### Extracted entries

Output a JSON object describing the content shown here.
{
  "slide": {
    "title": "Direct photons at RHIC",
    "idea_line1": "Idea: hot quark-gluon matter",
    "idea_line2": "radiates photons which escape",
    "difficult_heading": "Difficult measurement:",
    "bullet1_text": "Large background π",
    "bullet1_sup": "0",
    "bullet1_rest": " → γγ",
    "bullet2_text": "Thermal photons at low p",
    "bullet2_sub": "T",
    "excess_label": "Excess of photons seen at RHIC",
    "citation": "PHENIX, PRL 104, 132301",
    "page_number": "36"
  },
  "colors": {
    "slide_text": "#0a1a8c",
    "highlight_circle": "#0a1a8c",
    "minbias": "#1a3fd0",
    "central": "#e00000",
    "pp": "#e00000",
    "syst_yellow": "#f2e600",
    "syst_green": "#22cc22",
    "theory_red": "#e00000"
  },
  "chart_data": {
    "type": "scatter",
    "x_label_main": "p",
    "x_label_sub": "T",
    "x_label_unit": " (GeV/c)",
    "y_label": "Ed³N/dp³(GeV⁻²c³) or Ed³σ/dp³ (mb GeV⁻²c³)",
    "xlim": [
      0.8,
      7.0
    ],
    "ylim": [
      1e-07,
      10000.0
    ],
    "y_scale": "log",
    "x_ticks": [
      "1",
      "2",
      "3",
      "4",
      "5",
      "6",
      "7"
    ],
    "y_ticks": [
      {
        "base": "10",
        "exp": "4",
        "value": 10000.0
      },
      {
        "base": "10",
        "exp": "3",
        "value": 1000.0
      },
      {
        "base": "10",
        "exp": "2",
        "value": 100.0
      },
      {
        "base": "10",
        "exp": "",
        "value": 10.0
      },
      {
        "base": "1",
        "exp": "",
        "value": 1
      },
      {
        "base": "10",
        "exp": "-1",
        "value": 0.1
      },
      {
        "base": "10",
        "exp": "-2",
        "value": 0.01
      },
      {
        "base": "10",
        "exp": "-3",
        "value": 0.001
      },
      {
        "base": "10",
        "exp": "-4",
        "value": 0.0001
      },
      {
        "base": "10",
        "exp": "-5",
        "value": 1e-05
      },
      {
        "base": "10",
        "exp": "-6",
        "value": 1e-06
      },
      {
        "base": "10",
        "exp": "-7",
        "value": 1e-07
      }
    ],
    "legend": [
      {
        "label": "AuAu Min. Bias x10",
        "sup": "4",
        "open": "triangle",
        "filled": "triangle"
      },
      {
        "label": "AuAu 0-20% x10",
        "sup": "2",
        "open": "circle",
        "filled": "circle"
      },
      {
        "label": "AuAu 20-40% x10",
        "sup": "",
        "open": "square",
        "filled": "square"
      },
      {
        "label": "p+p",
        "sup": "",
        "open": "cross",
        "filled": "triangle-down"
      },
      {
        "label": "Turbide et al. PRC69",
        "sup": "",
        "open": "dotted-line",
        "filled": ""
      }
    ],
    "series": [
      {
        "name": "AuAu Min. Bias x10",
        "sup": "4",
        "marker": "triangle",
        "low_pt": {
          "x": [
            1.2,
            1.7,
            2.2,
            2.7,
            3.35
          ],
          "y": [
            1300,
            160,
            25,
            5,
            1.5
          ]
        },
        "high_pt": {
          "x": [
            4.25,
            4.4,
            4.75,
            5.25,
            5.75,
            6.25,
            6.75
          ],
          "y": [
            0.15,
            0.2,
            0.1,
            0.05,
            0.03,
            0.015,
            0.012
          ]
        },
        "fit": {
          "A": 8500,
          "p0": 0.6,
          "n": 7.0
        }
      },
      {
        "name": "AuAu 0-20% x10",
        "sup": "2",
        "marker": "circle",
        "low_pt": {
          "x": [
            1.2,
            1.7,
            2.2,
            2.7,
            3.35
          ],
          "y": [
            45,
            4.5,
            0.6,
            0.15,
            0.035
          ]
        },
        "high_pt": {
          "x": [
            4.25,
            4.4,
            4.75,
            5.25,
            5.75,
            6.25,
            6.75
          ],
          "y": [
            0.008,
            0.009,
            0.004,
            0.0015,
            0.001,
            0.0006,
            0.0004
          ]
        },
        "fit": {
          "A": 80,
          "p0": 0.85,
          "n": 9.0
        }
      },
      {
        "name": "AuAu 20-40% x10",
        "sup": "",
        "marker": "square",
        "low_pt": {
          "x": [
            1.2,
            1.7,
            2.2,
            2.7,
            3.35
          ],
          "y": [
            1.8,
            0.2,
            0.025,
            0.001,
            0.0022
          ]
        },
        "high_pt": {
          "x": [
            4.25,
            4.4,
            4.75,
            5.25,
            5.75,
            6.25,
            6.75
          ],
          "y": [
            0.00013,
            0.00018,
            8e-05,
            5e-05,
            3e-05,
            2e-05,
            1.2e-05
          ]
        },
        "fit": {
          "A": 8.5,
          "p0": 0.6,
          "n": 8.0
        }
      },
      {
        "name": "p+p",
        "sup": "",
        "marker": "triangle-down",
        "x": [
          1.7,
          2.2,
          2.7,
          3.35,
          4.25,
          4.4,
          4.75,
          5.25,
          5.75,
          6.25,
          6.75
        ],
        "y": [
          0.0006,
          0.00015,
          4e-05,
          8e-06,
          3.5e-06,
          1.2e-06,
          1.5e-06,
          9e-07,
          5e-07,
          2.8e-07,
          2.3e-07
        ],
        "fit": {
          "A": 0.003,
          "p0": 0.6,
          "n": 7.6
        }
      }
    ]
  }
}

### Written exercise
Your task is to extract all of the records exactly.

### Exercise result
Output a JSON object describing the content shown here.
{
  "slide": {
    "title": "Direct photons at RHIC",
    "idea_line1": "Idea: hot quark-gluon matter",
    "idea_line2": "radiates photons which escape",
    "difficult_heading": "Difficult measurement:",
    "bullet1_text": "Large background π",
    "bullet1_sup": "0",
    "bullet1_rest": " → γγ",
    "bullet2_text": "Thermal photons at low p",
    "bullet2_sub": "T",
    "excess_label": "Excess of photons seen at RHIC",
    "citation": "PHENIX, PRL 104, 132301",
    "page_number": "36"
  },
  "colors": {
    "slide_text": "#0a1a8c",
    "highlight_circle": "#0a1a8c",
    "minbias": "#1a3fd0",
    "central": "#e00000",
    "pp": "#e00000",
    "syst_yellow": "#f2e600",
    "syst_green": "#22cc22",
    "theory_red": "#e00000"
  },
  "chart_data": {
    "type": "scatter",
    "x_label_main": "p",
    "x_label_sub": "T",
    "x_label_unit": " (GeV/c)",
    "y_label": "Ed³N/dp³(GeV⁻²c³) or Ed³σ/dp³ (mb GeV⁻²c³)",
    "xlim": [
      0.8,
      7.0
    ],
    "ylim": [
      1e-07,
      10000.0
    ],
    "y_scale": "log",
    "x_ticks": [
      "1",
      "2",
      "3",
      "4",
      "5",
      "6",
      "7"
    ],
    "y_ticks": [
      {
        "base": "10",
        "exp": "4",
        "value": 10000.0
      },
      {
        "base": "10",
        "exp": "3",
        "value": 1000.0
      },
      {
        "base": "10",
        "exp": "2",
        "value": 100.0
      },
      {
        "base": "10",
        "exp": "",
        "value": 10.0
      },
      {
        "base": "1",
        "exp": "",
        "value": 1
      },
      {
        "base": "10",
        "exp": "-1",
        "value": 0.1
      },
      {
        "base": "10",
        "exp": "-2",
        "value": 0.01
      },
      {
        "base": "10",
        "exp": "-3",
        "value": 0.001
      },
      {
        "base": "10",
        "exp": "-4",
        "value": 0.0001
      },
      {
        "base": "10",
        "exp": "-5",
        "value": 1e-05
      },
      {
        "base": "10",
        "exp": "-6",
        "value": 1e-06
      },
      {
        "base": "10",
        "exp": "-7",
        "value": 1e-07
      }
    ],
    "legend": [
      {
        "label": "AuAu Min. Bias x10",
        "sup": "4",
        "open": "triangle",
        "filled": "triangle"
      },
      {
        "label": "AuAu 0-20% x10",
        "sup": "2",
        "open": "circle",
        "filled": "circle"
      },
      {
        "label": "AuAu 20-40% x10",
        "sup": "",
        "open": "square",
        "filled": "square"
      },
      {
        "label": "p+p",
        "sup": "",
        "open": "cross",
        "filled": "triangle-down"
      },
      {
        "label": "Turbide et al. PRC69",
        "sup": "",
        "open": "dotted-line",
        "filled": ""
      }
    ],
    "series": [
      {
        "name": "AuAu Min. Bias x10",
        "sup": "4",
        "marker": "triangle",
        "low_pt": {
          "x": [
            1.2,
            1.7,
            2.2,
            2.7,
            3.35
          ],
          "y": [
            1300,
            160,
            25,
            5,
            1.5
          ]
        },
        "high_pt": {
          "x": [
            4.25,
            4.4,
            4.75,
            5.25,
            5.75,
            6.25,
            6.75
          ],
          "y": [
            0.15,
            0.2,
            0.1,
            0.05,
            0.03,
            0.015,
            0.012
          ]
        },
        "fit": {
          "A": 8500,
          "p0": 0.6,
          "n": 7.0
        }
      },
      {
        "name": "AuAu 0-20% x10",
        "sup": "2",
        "marker": "circle",
        "low_pt": {
          "x": [
            1.2,
            1.7,
            2.2,
            2.7,
            3.35
          ],
          "y": [
            45,
            4.5,
            0.6,
            0.15,
            0.035
          ]
        },
        "high_pt": {
          "x": [
            4.25,
            4.4,
            4.75,
            5.25,
            5.75,
            6.25,
            6.75
          ],
          "y": [
            0.008,
            0.009,
            0.004,
            0.0015,
            0.001,
            0.0006,
            0.0004
          ]
        },
        "fit": {
          "A": 80,
          "p0": 0.85,
          "n": 9.0
        }
      },
      {
        "name": "AuAu 20-40% x10",
        "sup": "",
        "marker": "square",
        "low_pt": {
          "x": [
            1.2,
            1.7,
            2.2,
            2.7,
            3.35
          ],
          "y": [
            1.8,
            0.2,
            0.025,
            0.001,
            0.0022
          ]
        },
        "high_pt": {
          "x": [
            4.25,
            4.4,
            4.75,
            5.25,
            5.75,
            6.25,
            6.75
          ],
          "y": [
            0.00013,
            0.00018,
            8e-05,
            5e-05,
            3e-05,
            2e-05,
            1.2e-05
          ]
        },
        "fit": {
          "A": 8.5,
          "p0": 0.6,
          "n": 8.0
        }
      },
      {
        "name": "p+p",
        "sup": "",
        "marker": "triangle-down",
        "x": [
          1.7,
          2.2,
          2.7,
          3.35,
          4.25,
          4.4,
          4.75,
          5.25,
          5.75,
          6.25,
          6.75
        ],
        "y": [
          0.0006,
          0.00015,
          4e-05,
          8e-06,
          3.5e-06,
          1.2e-06,
          1.5e-06,
          9e-07,
          5e-07,
          2.8e-07,
          2.3e-07
        ],
        "fit": {
          "A": 0.003,
          "p0": 0.6,
          "n": 7.6
        }
      }
    ]
  }
}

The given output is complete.